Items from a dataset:
● ● ●
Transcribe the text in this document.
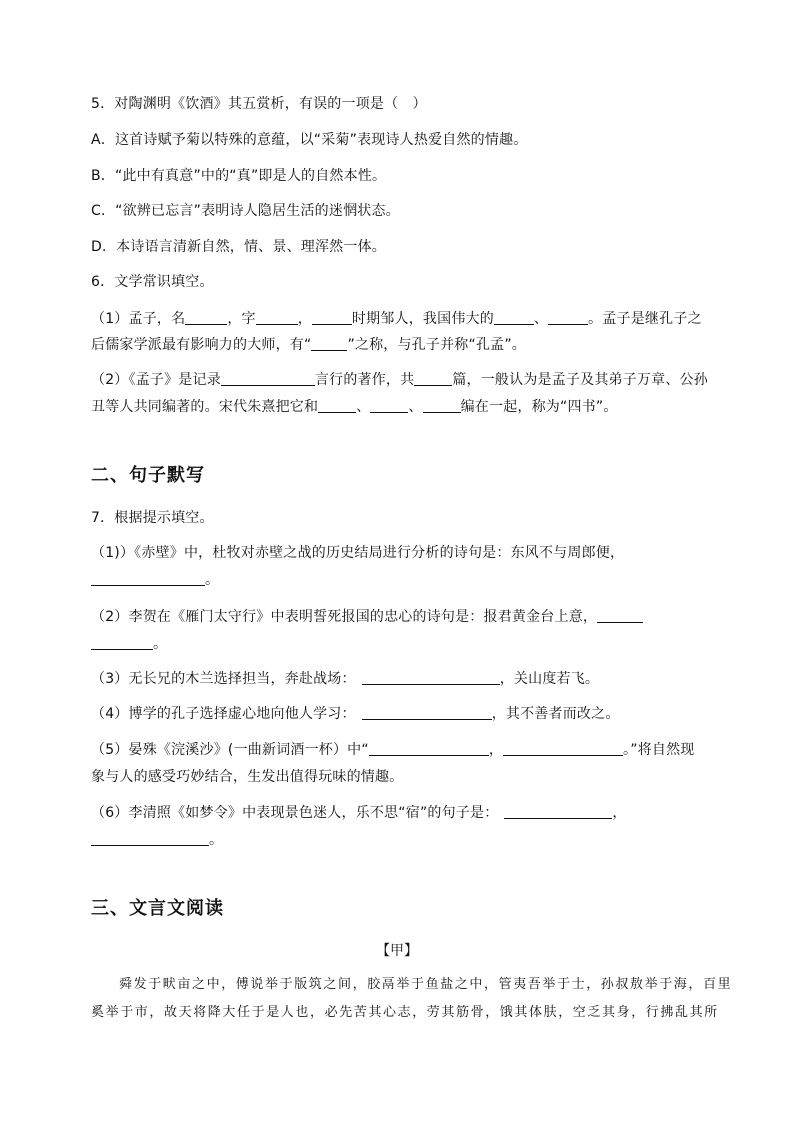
5．对陶渊明《饮酒》其五赏析，有误的一项是（　）
A．这首诗赋予菊以特殊的意蕴，以“采菊”表现诗人热爱自然的情趣。
B．“此中有真意”中的“真”即是人的自然本性。
C．“欲辨已忘言”表明诗人隐居生活的迷惘状态。
D．本诗语言清新自然，情、景、理浑然一体。
6．文学常识填空。
（1）孟子，名	，字	，	时期邹人，我国伟大的	、	。孟子是继孔子之
后儒家学派最有影响力的大师，有“	”之称，与孔子并称“孔孟”。
（2）《孟子》是记录	言行的著作，共	篇，一般认为是孟子及其弟子万章、公孙
丑等人共同编著的。宋代朱熹把它和	、	、	编在一起，称为“四书”。
二、句子默写
7．根据提示填空。
（1)）《赤壁》中，杜牧对赤壁之战的历史结局进行分析的诗句是：东风不与周郎便，
。
（2）李贺在《雁门太守行》中表明誓死报国的忠心的诗句是：报君黄金台上意，
。
（3）无长兄的木兰选择担当，奔赴战场：	，关山度若飞。
（4）博学的孔子选择虚心地向他人学习：	，其不善者而改之。
（5）晏殊《浣溪沙》(一曲新词酒一杯）中“	，	。”将自然现
象与人的感受巧妙结合，生发出值得玩味的情趣。
（6）李清照《如梦令》中表现景色迷人，乐不思“宿”的句子是：	，
。
三、文言文阅读
【甲】
舜发于畎亩之中，傅说举于版筑之间，胶鬲举于鱼盐之中，管夷吾举于士，孙叔敖举于海，百里
奚举于市，故天将降大任于是人也，必先苦其心志，劳其筋骨，饿其体肤，空乏其身，行拂乱其所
● ● ●
**Directive:** Skip the pictures and print each record exactly as it stands.

**Answer for the task:**
Transcribe the text in this document.
5．对陶渊明《饮酒》其五赏析，有误的一项是（　）
A．这首诗赋予菊以特殊的意蕴，以“采菊”表现诗人热爱自然的情趣。
B．“此中有真意”中的“真”即是人的自然本性。
C．“欲辨已忘言”表明诗人隐居生活的迷惘状态。
D．本诗语言清新自然，情、景、理浑然一体。
6．文学常识填空。
（1）孟子，名	，字	，	时期邹人，我国伟大的	、	。孟子是继孔子之
后儒家学派最有影响力的大师，有“	”之称，与孔子并称“孔孟”。
（2）《孟子》是记录	言行的著作，共	篇，一般认为是孟子及其弟子万章、公孙
丑等人共同编著的。宋代朱熹把它和	、	、	编在一起，称为“四书”。
二、句子默写
7．根据提示填空。
（1)）《赤壁》中，杜牧对赤壁之战的历史结局进行分析的诗句是：东风不与周郎便，
。
（2）李贺在《雁门太守行》中表明誓死报国的忠心的诗句是：报君黄金台上意，
。
（3）无长兄的木兰选择担当，奔赴战场：	，关山度若飞。
（4）博学的孔子选择虚心地向他人学习：	，其不善者而改之。
（5）晏殊《浣溪沙》(一曲新词酒一杯）中“	，	。”将自然现
象与人的感受巧妙结合，生发出值得玩味的情趣。
（6）李清照《如梦令》中表现景色迷人，乐不思“宿”的句子是：	，
。
三、文言文阅读
【甲】
舜发于畎亩之中，傅说举于版筑之间，胶鬲举于鱼盐之中，管夷吾举于士，孙叔敖举于海，百里
奚举于市，故天将降大任于是人也，必先苦其心志，劳其筋骨，饿其体肤，空乏其身，行拂乱其所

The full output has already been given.